__EXERCISE DIRECTIONS__: Without including any pictures, write out the listing below exactly.

Data excerpts
* * * * * * * * *

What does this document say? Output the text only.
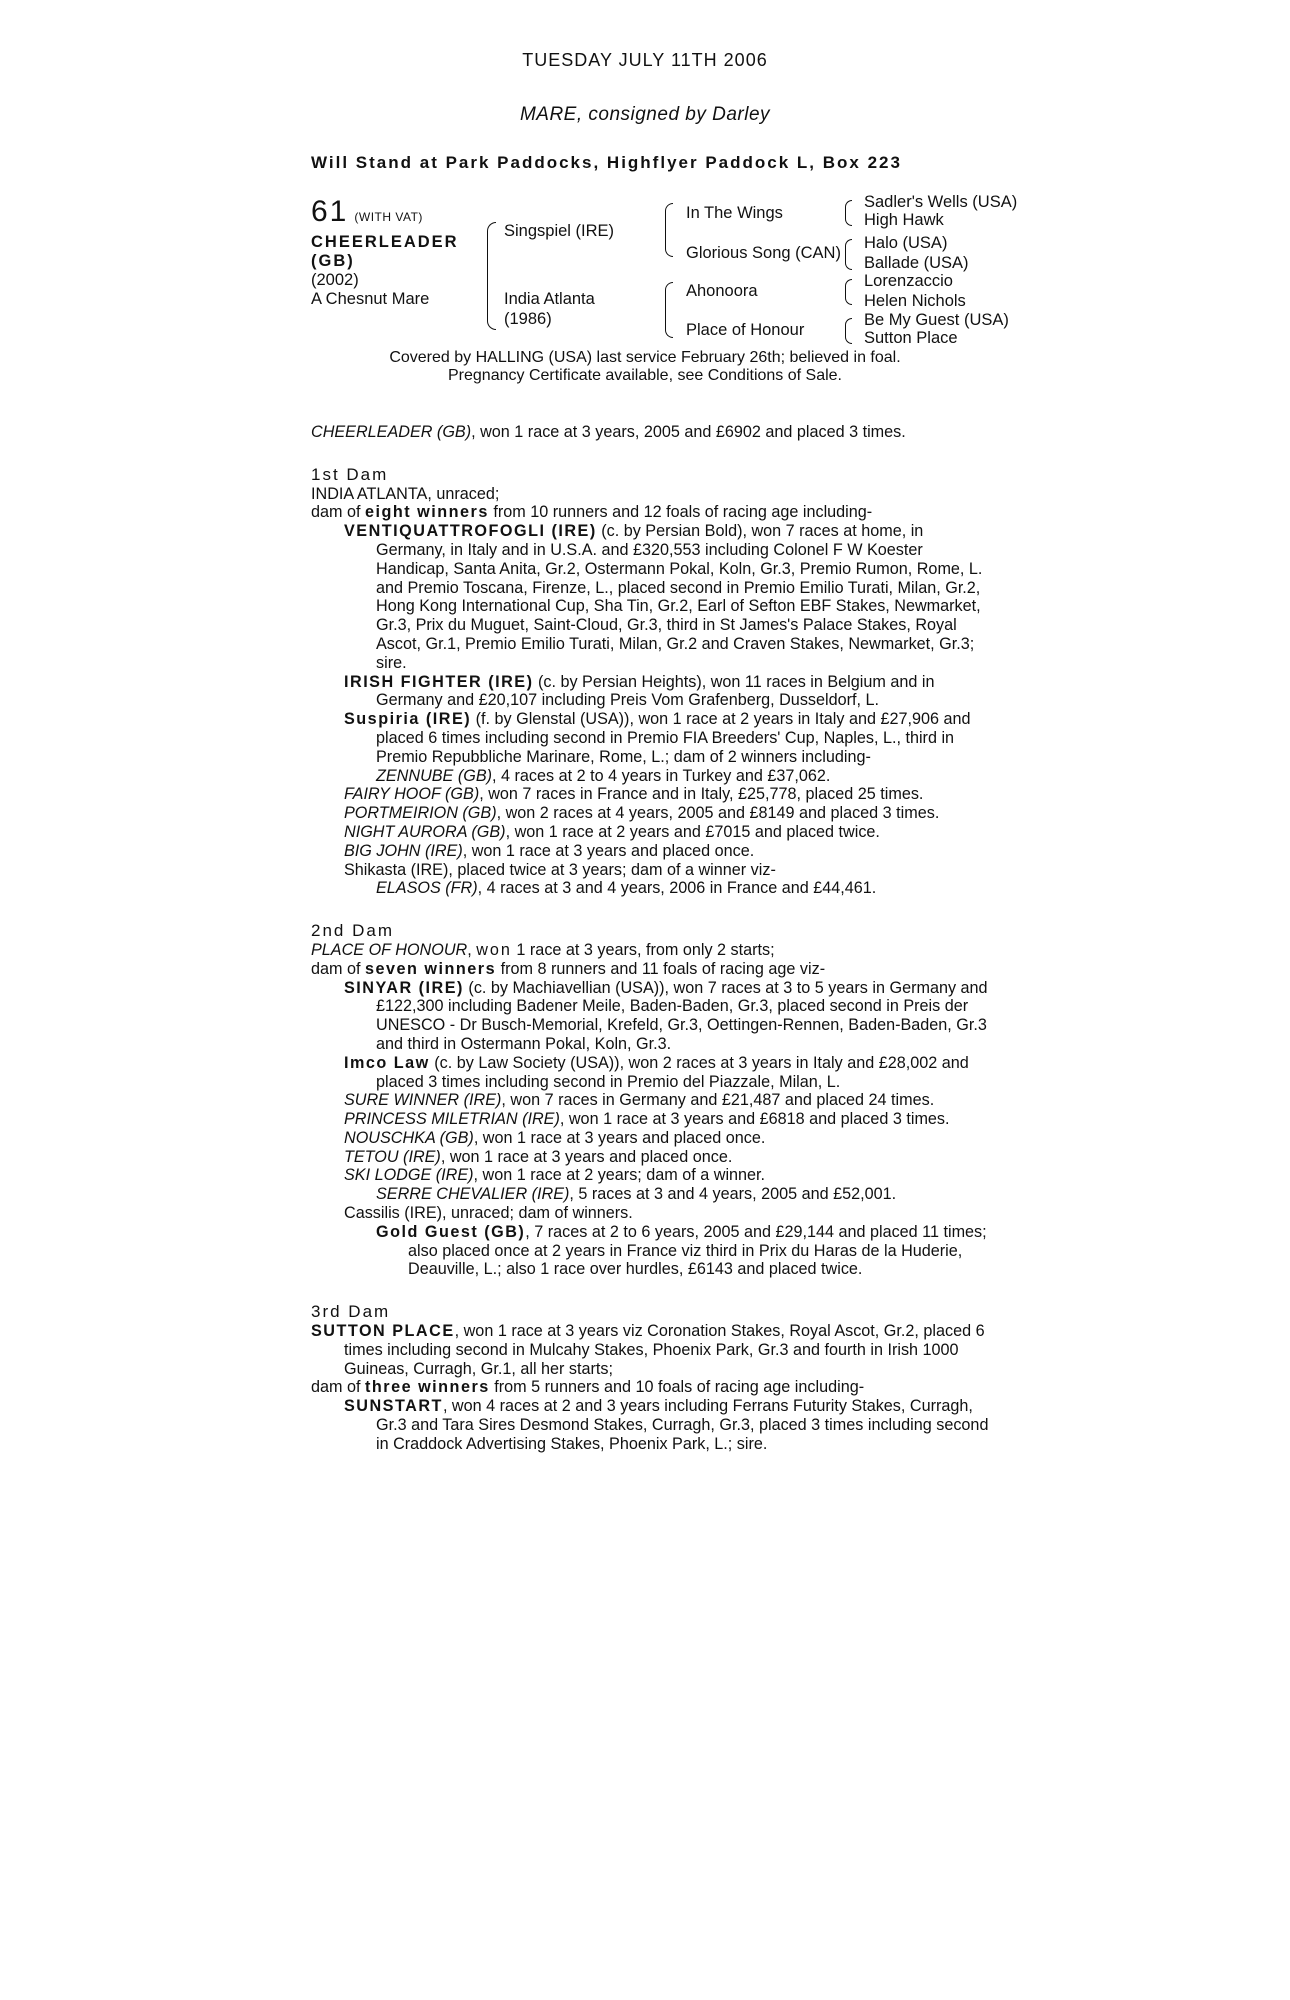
TUESDAY JULY 11TH 2006
MARE, consigned by Darley
Will Stand at Park Paddocks, Highflyer Paddock L, Box 223
61 (WITH VAT)
CHEERLEADER
(GB)
(2002)
A Chesnut Mare
Singspiel (IRE)
India Atlanta
(1986)
In The Wings
Glorious Song (CAN)
Ahonoora
Place of Honour
Sadler's Wells (USA)
High Hawk
Halo (USA)
Ballade (USA)
Lorenzaccio
Helen Nichols
Be My Guest (USA)
Sutton Place
Covered by HALLING (USA) last service February 26th; believed in foal.
Pregnancy Certificate available, see Conditions of Sale.

CHEERLEADER (GB), won 1 race at 3 years, 2005 and £6902 and placed 3 times.

1st Dam

INDIA ATLANTA, unraced;

dam of eight winners from 10 runners and 12 foals of racing age including-

VENTIQUATTROFOGLI (IRE) (c. by Persian Bold), won 7 races at home, in Germany, in Italy and in U.S.A. and £320,553 including Colonel F W Koester Handicap, Santa Anita, Gr.2, Ostermann Pokal, Koln, Gr.3, Premio Rumon, Rome, L. and Premio Toscana, Firenze, L., placed second in Premio Emilio Turati, Milan, Gr.2, Hong Kong International Cup, Sha Tin, Gr.2, Earl of Sefton EBF Stakes, Newmarket, Gr.3, Prix du Muguet, Saint-Cloud, Gr.3, third in St James's Palace Stakes, Royal Ascot, Gr.1, Premio Emilio Turati, Milan, Gr.2 and Craven Stakes, Newmarket, Gr.3; sire.

IRISH FIGHTER (IRE) (c. by Persian Heights), won 11 races in Belgium and in Germany and £20,107 including Preis Vom Grafenberg, Dusseldorf, L.

Suspiria (IRE) (f. by Glenstal (USA)), won 1 race at 2 years in Italy and £27,906 and placed 6 times including second in Premio FIA Breeders' Cup, Naples, L., third in Premio Repubbliche Marinare, Rome, L.; dam of 2 winners including-

ZENNUBE (GB), 4 races at 2 to 4 years in Turkey and £37,062.

FAIRY HOOF (GB), won 7 races in France and in Italy, £25,778, placed 25 times.

PORTMEIRION (GB), won 2 races at 4 years, 2005 and £8149 and placed 3 times.

NIGHT AURORA (GB), won 1 race at 2 years and £7015 and placed twice.

BIG JOHN (IRE), won 1 race at 3 years and placed once.

Shikasta (IRE), placed twice at 3 years; dam of a winner viz-

ELASOS (FR), 4 races at 3 and 4 years, 2006 in France and £44,461.

2nd Dam

PLACE OF HONOUR, won 1 race at 3 years, from only 2 starts;

dam of seven winners from 8 runners and 11 foals of racing age viz-

SINYAR (IRE) (c. by Machiavellian (USA)), won 7 races at 3 to 5 years in Germany and £122,300 including Badener Meile, Baden-Baden, Gr.3, placed second in Preis der UNESCO - Dr Busch-Memorial, Krefeld, Gr.3, Oettingen-Rennen, Baden-Baden, Gr.3 and third in Ostermann Pokal, Koln, Gr.3.

Imco Law (c. by Law Society (USA)), won 2 races at 3 years in Italy and £28,002 and placed 3 times including second in Premio del Piazzale, Milan, L.

SURE WINNER (IRE), won 7 races in Germany and £21,487 and placed 24 times.

PRINCESS MILETRIAN (IRE), won 1 race at 3 years and £6818 and placed 3 times.

NOUSCHKA (GB), won 1 race at 3 years and placed once.

TETOU (IRE), won 1 race at 3 years and placed once.

SKI LODGE (IRE), won 1 race at 2 years; dam of a winner.

SERRE CHEVALIER (IRE), 5 races at 3 and 4 years, 2005 and £52,001.

Cassilis (IRE), unraced; dam of winners.

Gold Guest (GB), 7 races at 2 to 6 years, 2005 and £29,144 and placed 11 times; also placed once at 2 years in France viz third in Prix du Haras de la Huderie, Deauville, L.; also 1 race over hurdles, £6143 and placed twice.

3rd Dam

SUTTON PLACE, won 1 race at 3 years viz Coronation Stakes, Royal Ascot, Gr.2, placed 6 times including second in Mulcahy Stakes, Phoenix Park, Gr.3 and fourth in Irish 1000 Guineas, Curragh, Gr.1, all her starts;

dam of three winners from 5 runners and 10 foals of racing age including-

SUNSTART, won 4 races at 2 and 3 years including Ferrans Futurity Stakes, Curragh, Gr.3 and Tara Sires Desmond Stakes, Curragh, Gr.3, placed 3 times including second in Craddock Advertising Stakes, Phoenix Park, L.; sire.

* * * * * * * * *

__SOLUTION TO THIS EXERCISE__:
What does this document say? Output the text only.
TUESDAY JULY 11TH 2006
MARE, consigned by Darley
Will Stand at Park Paddocks, Highflyer Paddock L, Box 223
61 (WITH VAT)
CHEERLEADER
(GB)
(2002)
A Chesnut Mare
Singspiel (IRE)
India Atlanta
(1986)
In The Wings
Glorious Song (CAN)
Ahonoora
Place of Honour
Sadler's Wells (USA)
High Hawk
Halo (USA)
Ballade (USA)
Lorenzaccio
Helen Nichols
Be My Guest (USA)
Sutton Place
Covered by HALLING (USA) last service February 26th; believed in foal.
Pregnancy Certificate available, see Conditions of Sale.

CHEERLEADER (GB), won 1 race at 3 years, 2005 and £6902 and placed 3 times.

1st Dam

INDIA ATLANTA, unraced;

dam of eight winners from 10 runners and 12 foals of racing age including-

VENTIQUATTROFOGLI (IRE) (c. by Persian Bold), won 7 races at home, in Germany, in Italy and in U.S.A. and £320,553 including Colonel F W Koester Handicap, Santa Anita, Gr.2, Ostermann Pokal, Koln, Gr.3, Premio Rumon, Rome, L. and Premio Toscana, Firenze, L., placed second in Premio Emilio Turati, Milan, Gr.2, Hong Kong International Cup, Sha Tin, Gr.2, Earl of Sefton EBF Stakes, Newmarket, Gr.3, Prix du Muguet, Saint-Cloud, Gr.3, third in St James's Palace Stakes, Royal Ascot, Gr.1, Premio Emilio Turati, Milan, Gr.2 and Craven Stakes, Newmarket, Gr.3; sire.

IRISH FIGHTER (IRE) (c. by Persian Heights), won 11 races in Belgium and in Germany and £20,107 including Preis Vom Grafenberg, Dusseldorf, L.

Suspiria (IRE) (f. by Glenstal (USA)), won 1 race at 2 years in Italy and £27,906 and placed 6 times including second in Premio FIA Breeders' Cup, Naples, L., third in Premio Repubbliche Marinare, Rome, L.; dam of 2 winners including-

ZENNUBE (GB), 4 races at 2 to 4 years in Turkey and £37,062.

FAIRY HOOF (GB), won 7 races in France and in Italy, £25,778, placed 25 times.

PORTMEIRION (GB), won 2 races at 4 years, 2005 and £8149 and placed 3 times.

NIGHT AURORA (GB), won 1 race at 2 years and £7015 and placed twice.

BIG JOHN (IRE), won 1 race at 3 years and placed once.

Shikasta (IRE), placed twice at 3 years; dam of a winner viz-

ELASOS (FR), 4 races at 3 and 4 years, 2006 in France and £44,461.

2nd Dam

PLACE OF HONOUR, won 1 race at 3 years, from only 2 starts;

dam of seven winners from 8 runners and 11 foals of racing age viz-

SINYAR (IRE) (c. by Machiavellian (USA)), won 7 races at 3 to 5 years in Germany and £122,300 including Badener Meile, Baden-Baden, Gr.3, placed second in Preis der UNESCO - Dr Busch-Memorial, Krefeld, Gr.3, Oettingen-Rennen, Baden-Baden, Gr.3 and third in Ostermann Pokal, Koln, Gr.3.

Imco Law (c. by Law Society (USA)), won 2 races at 3 years in Italy and £28,002 and placed 3 times including second in Premio del Piazzale, Milan, L.

SURE WINNER (IRE), won 7 races in Germany and £21,487 and placed 24 times.

PRINCESS MILETRIAN (IRE), won 1 race at 3 years and £6818 and placed 3 times.

NOUSCHKA (GB), won 1 race at 3 years and placed once.

TETOU (IRE), won 1 race at 3 years and placed once.

SKI LODGE (IRE), won 1 race at 2 years; dam of a winner.

SERRE CHEVALIER (IRE), 5 races at 3 and 4 years, 2005 and £52,001.

Cassilis (IRE), unraced; dam of winners.

Gold Guest (GB), 7 races at 2 to 6 years, 2005 and £29,144 and placed 11 times; also placed once at 2 years in France viz third in Prix du Haras de la Huderie, Deauville, L.; also 1 race over hurdles, £6143 and placed twice.

3rd Dam

SUTTON PLACE, won 1 race at 3 years viz Coronation Stakes, Royal Ascot, Gr.2, placed 6 times including second in Mulcahy Stakes, Phoenix Park, Gr.3 and fourth in Irish 1000 Guineas, Curragh, Gr.1, all her starts;

dam of three winners from 5 runners and 10 foals of racing age including-

SUNSTART, won 4 races at 2 and 3 years including Ferrans Futurity Stakes, Curragh, Gr.3 and Tara Sires Desmond Stakes, Curragh, Gr.3, placed 3 times including second in Craddock Advertising Stakes, Phoenix Park, L.; sire.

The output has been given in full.